* **Required work**
Collect each line of the records containing the string "Frequency".

══════

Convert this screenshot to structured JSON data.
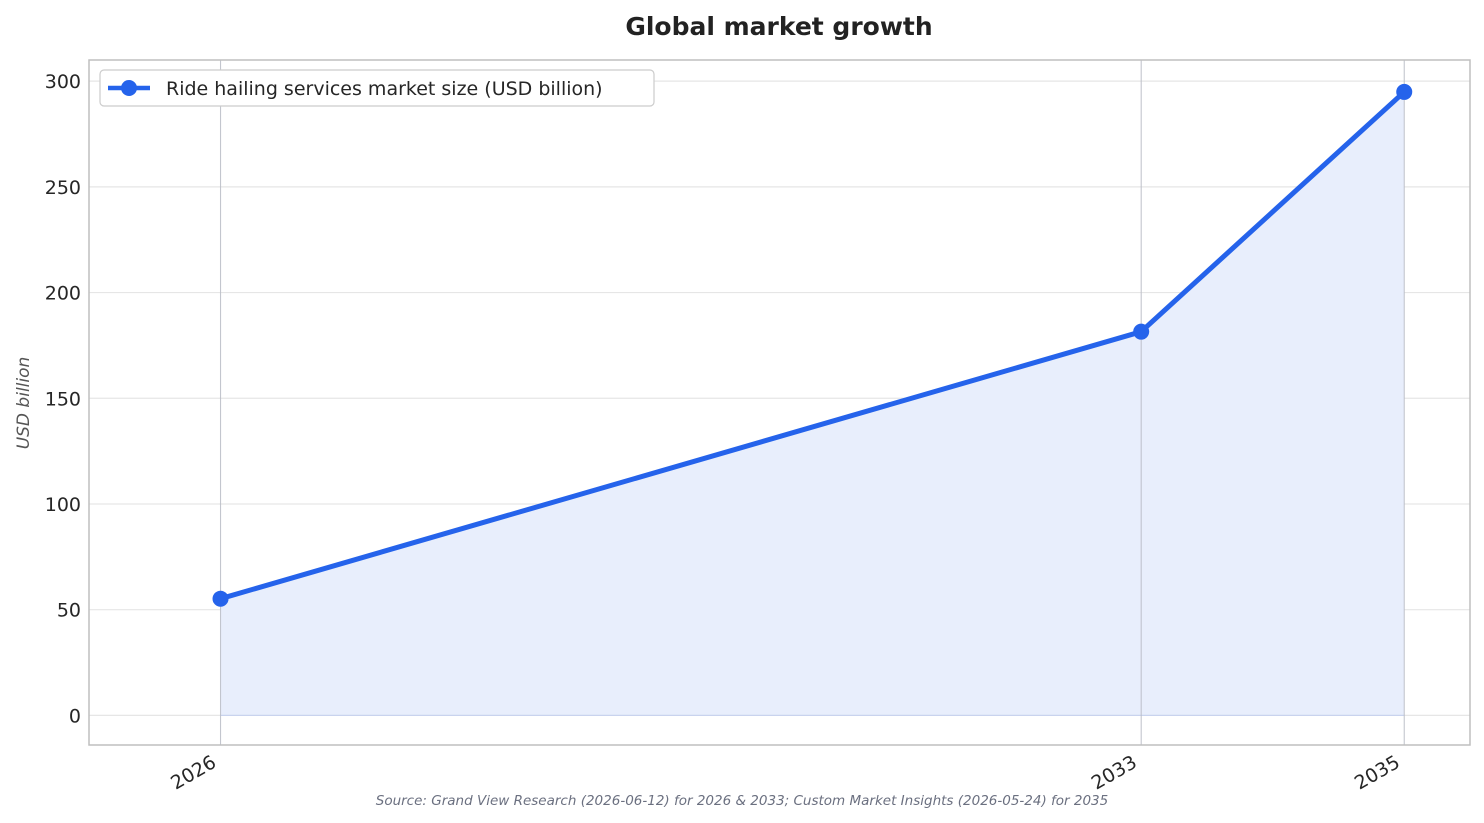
{
  "chart_data": {
    "type": "line",
    "title": "Global market growth",
    "xlabel": "",
    "ylabel": "USD billion",
    "x": [
      "2026",
      "2033",
      "2035"
    ],
    "x_numeric": [
      2026,
      2033,
      2035
    ],
    "series": [
      {
        "name": "Ride hailing services market size (USD billion)",
        "values": [
          55.2,
          181.5,
          294.9
        ]
      }
    ],
    "ylim": [
      -14,
      310
    ],
    "yticks": [
      0,
      50,
      100,
      150,
      200,
      250,
      300
    ],
    "grid": true,
    "area_fill": true,
    "legend": "top-left",
    "source": "Source: Grand View Research (2026-06-12) for 2026 & 2033; Custom Market Insights (2026-05-24) for 2035",
    "colors": {
      "line": "#2563eb",
      "fill": "#e8eefc",
      "grid": "#e6e6e6",
      "frame": "#bfbfbf"
    }
  }
}
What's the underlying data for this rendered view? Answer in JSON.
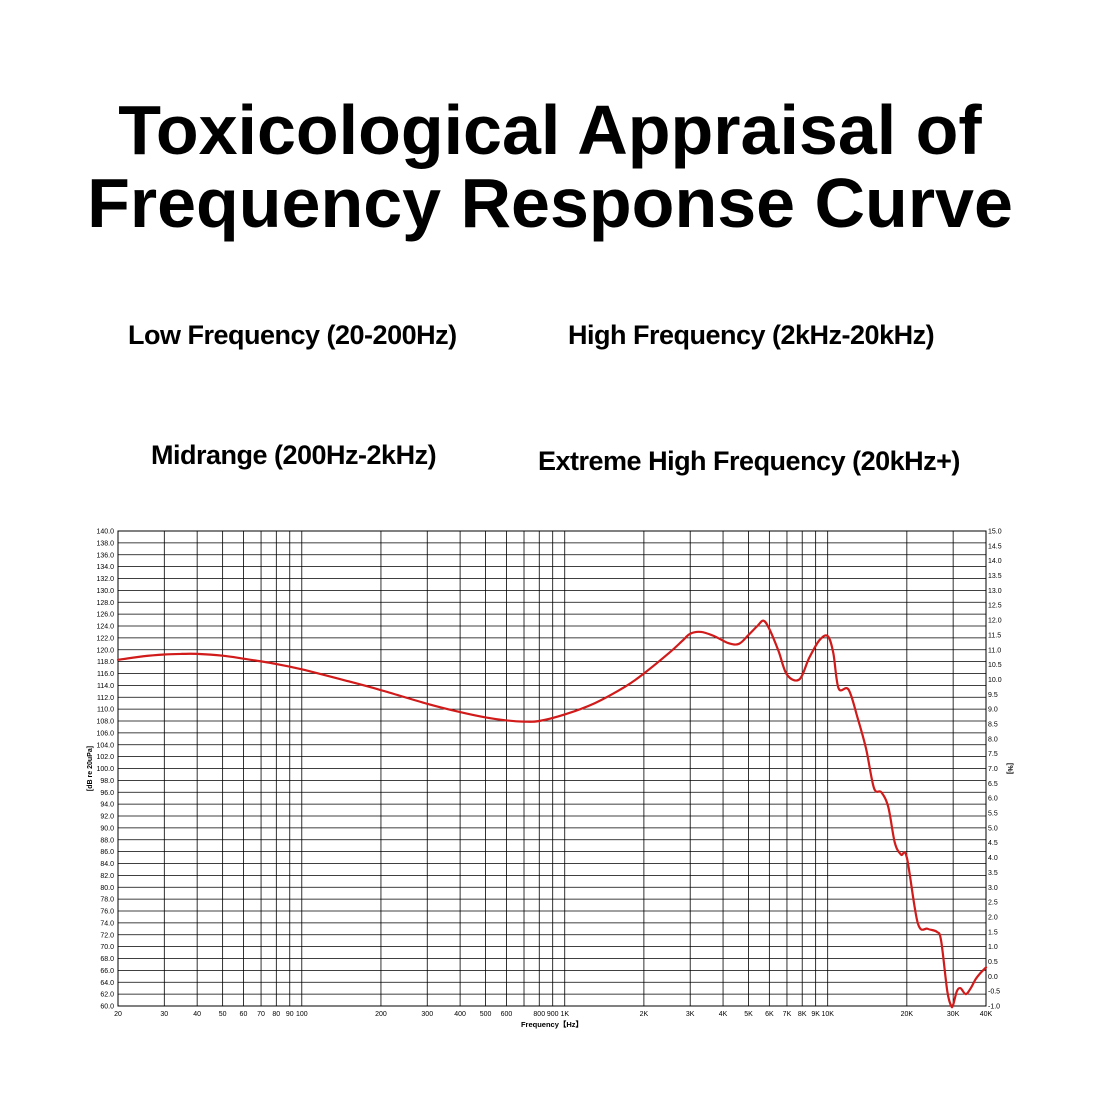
{
  "title": {
    "line1": "Toxicological Appraisal of",
    "line2": "Frequency Response Curve"
  },
  "bands": {
    "low": "Low Frequency (20-200Hz)",
    "high": "High Frequency (2kHz-20kHz)",
    "mid": "Midrange (200Hz-2kHz)",
    "extreme": "Extreme High Frequency (20kHz+)"
  },
  "chart_data": {
    "type": "line",
    "x_scale": "log",
    "xlabel": "Frequency【Hz】",
    "ylabel": "[dB re 20uPa]",
    "y2label": "[%]",
    "xlim": [
      20,
      40000
    ],
    "ylim": [
      60.0,
      140.0
    ],
    "y2lim": [
      -1.0,
      15.0
    ],
    "grid": true,
    "x_ticks": [
      {
        "value": 20,
        "label": "20"
      },
      {
        "value": 30,
        "label": "30"
      },
      {
        "value": 40,
        "label": "40"
      },
      {
        "value": 50,
        "label": "50"
      },
      {
        "value": 60,
        "label": "60"
      },
      {
        "value": 70,
        "label": "70"
      },
      {
        "value": 80,
        "label": "80"
      },
      {
        "value": 90,
        "label": "90"
      },
      {
        "value": 100,
        "label": "100"
      },
      {
        "value": 200,
        "label": "200"
      },
      {
        "value": 300,
        "label": "300"
      },
      {
        "value": 400,
        "label": "400"
      },
      {
        "value": 500,
        "label": "500"
      },
      {
        "value": 600,
        "label": "600"
      },
      {
        "value": 800,
        "label": "800"
      },
      {
        "value": 900,
        "label": "900"
      },
      {
        "value": 1000,
        "label": "1K"
      },
      {
        "value": 2000,
        "label": "2K"
      },
      {
        "value": 3000,
        "label": "3K"
      },
      {
        "value": 4000,
        "label": "4K"
      },
      {
        "value": 5000,
        "label": "5K"
      },
      {
        "value": 6000,
        "label": "6K"
      },
      {
        "value": 7000,
        "label": "7K"
      },
      {
        "value": 8000,
        "label": "8K"
      },
      {
        "value": 9000,
        "label": "9K"
      },
      {
        "value": 10000,
        "label": "10K"
      },
      {
        "value": 20000,
        "label": "20K"
      },
      {
        "value": 30000,
        "label": "30K"
      },
      {
        "value": 40000,
        "label": "40K"
      }
    ],
    "extra_gridlines_x": [
      700
    ],
    "y_ticks": [
      "60.0",
      "62.0",
      "64.0",
      "66.0",
      "68.0",
      "70.0",
      "72.0",
      "74.0",
      "76.0",
      "78.0",
      "80.0",
      "82.0",
      "84.0",
      "86.0",
      "88.0",
      "90.0",
      "92.0",
      "94.0",
      "96.0",
      "98.0",
      "100.0",
      "102.0",
      "104.0",
      "106.0",
      "108.0",
      "110.0",
      "112.0",
      "114.0",
      "116.0",
      "118.0",
      "120.0",
      "122.0",
      "124.0",
      "126.0",
      "128.0",
      "130.0",
      "132.0",
      "134.0",
      "136.0",
      "138.0",
      "140.0"
    ],
    "y2_ticks": [
      "-1.0",
      "-0.5",
      "0.0",
      "0.5",
      "1.0",
      "1.5",
      "2.0",
      "2.5",
      "3.0",
      "3.5",
      "4.0",
      "4.5",
      "5.0",
      "5.5",
      "6.0",
      "6.5",
      "7.0",
      "7.5",
      "8.0",
      "8.5",
      "9.0",
      "9.5",
      "10.0",
      "10.5",
      "11.0",
      "11.5",
      "12.0",
      "12.5",
      "13.0",
      "13.5",
      "14.0",
      "14.5",
      "15.0"
    ],
    "series": [
      {
        "color": "#d11a1a",
        "x": [
          20,
          25,
          30,
          35,
          40,
          50,
          60,
          80,
          100,
          150,
          200,
          300,
          400,
          500,
          600,
          700,
          800,
          1000,
          1300,
          1700,
          2000,
          2500,
          2800,
          3000,
          3300,
          3700,
          4200,
          4600,
          5000,
          5400,
          5700,
          6000,
          6500,
          7000,
          7800,
          8500,
          9300,
          10000,
          10500,
          11000,
          12000,
          13000,
          14000,
          15000,
          16000,
          17000,
          18000,
          19000,
          20000,
          22000,
          24000,
          26000,
          27000,
          28500,
          29500,
          30000,
          31000,
          32000,
          33500,
          35000,
          36500,
          38000,
          40000
        ],
        "y": [
          118.3,
          118.9,
          119.2,
          119.3,
          119.3,
          119.0,
          118.5,
          117.6,
          116.7,
          114.7,
          113.2,
          110.9,
          109.5,
          108.6,
          108.1,
          107.9,
          108.0,
          109.1,
          111.0,
          113.8,
          116.0,
          119.5,
          121.5,
          122.7,
          123.0,
          122.3,
          121.1,
          121.0,
          122.5,
          124.0,
          124.9,
          123.5,
          119.8,
          115.8,
          115.0,
          118.6,
          121.6,
          122.3,
          119.5,
          113.5,
          113.3,
          108.5,
          103.3,
          96.7,
          96.0,
          93.5,
          87.5,
          85.5,
          85.0,
          74.0,
          73.0,
          72.5,
          71.0,
          62.5,
          60.0,
          60.2,
          62.5,
          63.0,
          62.0,
          63.0,
          64.5,
          65.5,
          66.5
        ]
      }
    ]
  }
}
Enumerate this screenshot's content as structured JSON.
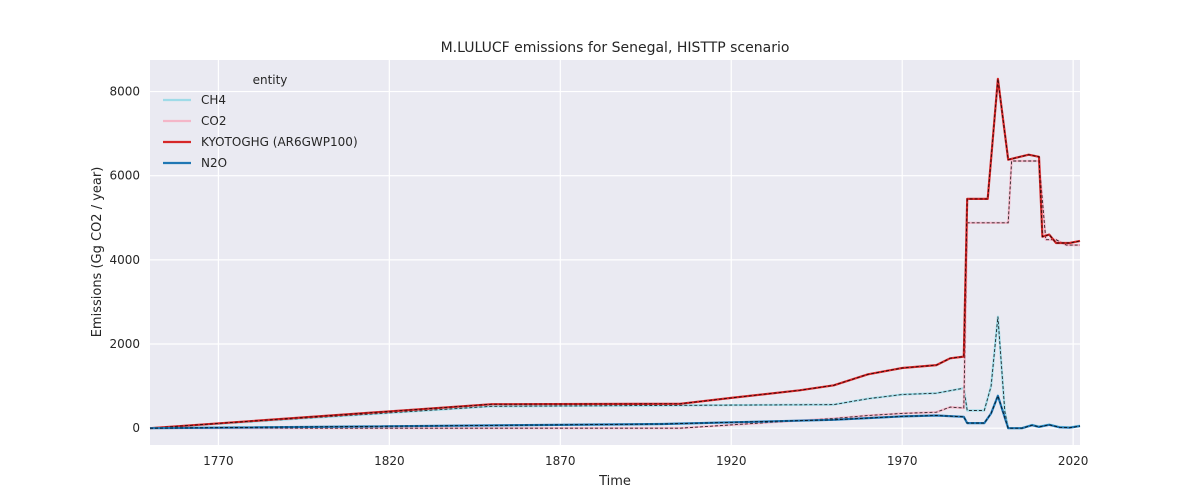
{
  "chart_data": {
    "type": "line",
    "title": "M.LULUCF emissions for Senegal, HISTTP scenario",
    "xlabel": "Time",
    "ylabel": "Emissions (Gg CO2 / year)",
    "xlim": [
      1750,
      2022
    ],
    "ylim": [
      -400,
      8750
    ],
    "xticks": [
      1770,
      1820,
      1870,
      1920,
      1970,
      2020
    ],
    "yticks": [
      0,
      2000,
      4000,
      6000,
      8000
    ],
    "grid": true,
    "legend": {
      "title": "entity",
      "placement": "top-left"
    },
    "series": [
      {
        "name": "CH4",
        "color": "#9fdbe8",
        "points": [
          [
            1750,
            0
          ],
          [
            1850,
            520
          ],
          [
            1950,
            560
          ],
          [
            1960,
            700
          ],
          [
            1970,
            800
          ],
          [
            1980,
            830
          ],
          [
            1988,
            950
          ],
          [
            1989,
            420
          ],
          [
            1994,
            420
          ],
          [
            1996,
            1000
          ],
          [
            1998,
            2650
          ],
          [
            2000,
            400
          ],
          [
            2001,
            0
          ],
          [
            2005,
            0
          ],
          [
            2008,
            80
          ],
          [
            2010,
            40
          ],
          [
            2013,
            90
          ],
          [
            2016,
            30
          ],
          [
            2019,
            20
          ],
          [
            2022,
            60
          ]
        ]
      },
      {
        "name": "CO2",
        "color": "#f4b6c8",
        "points": [
          [
            1750,
            0
          ],
          [
            1905,
            0
          ],
          [
            1930,
            130
          ],
          [
            1950,
            230
          ],
          [
            1960,
            300
          ],
          [
            1970,
            350
          ],
          [
            1980,
            380
          ],
          [
            1984,
            500
          ],
          [
            1988,
            480
          ],
          [
            1989,
            4880
          ],
          [
            2001,
            4880
          ],
          [
            2002,
            6350
          ],
          [
            2010,
            6350
          ],
          [
            2012,
            4480
          ],
          [
            2015,
            4480
          ],
          [
            2018,
            4350
          ],
          [
            2022,
            4350
          ]
        ]
      },
      {
        "name": "KYOTOGHG (AR6GWP100)",
        "color": "#d62728",
        "points": [
          [
            1750,
            0
          ],
          [
            1850,
            570
          ],
          [
            1905,
            580
          ],
          [
            1920,
            720
          ],
          [
            1940,
            900
          ],
          [
            1950,
            1020
          ],
          [
            1960,
            1280
          ],
          [
            1970,
            1430
          ],
          [
            1980,
            1500
          ],
          [
            1984,
            1660
          ],
          [
            1988,
            1700
          ],
          [
            1989,
            5450
          ],
          [
            1995,
            5450
          ],
          [
            1998,
            8300
          ],
          [
            2001,
            6380
          ],
          [
            2007,
            6500
          ],
          [
            2010,
            6450
          ],
          [
            2011,
            4550
          ],
          [
            2013,
            4600
          ],
          [
            2015,
            4400
          ],
          [
            2019,
            4400
          ],
          [
            2022,
            4450
          ]
        ]
      },
      {
        "name": "N2O",
        "color": "#1f77b4",
        "points": [
          [
            1750,
            0
          ],
          [
            1900,
            100
          ],
          [
            1950,
            200
          ],
          [
            1970,
            280
          ],
          [
            1980,
            300
          ],
          [
            1988,
            270
          ],
          [
            1989,
            120
          ],
          [
            1994,
            120
          ],
          [
            1996,
            350
          ],
          [
            1998,
            770
          ],
          [
            2000,
            250
          ],
          [
            2001,
            0
          ],
          [
            2005,
            0
          ],
          [
            2008,
            70
          ],
          [
            2010,
            30
          ],
          [
            2013,
            80
          ],
          [
            2016,
            20
          ],
          [
            2019,
            10
          ],
          [
            2022,
            50
          ]
        ]
      }
    ]
  }
}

══════

* **Solution for this problem**
    "line2": "Frequency Response Curve"
    "low": "Low Frequency (20-200Hz)",
    "high": "High Frequency (2kHz-20kHz)",
    "extreme": "Extreme High Frequency (20kHz+)"
    "xlabel": "Frequency【Hz】",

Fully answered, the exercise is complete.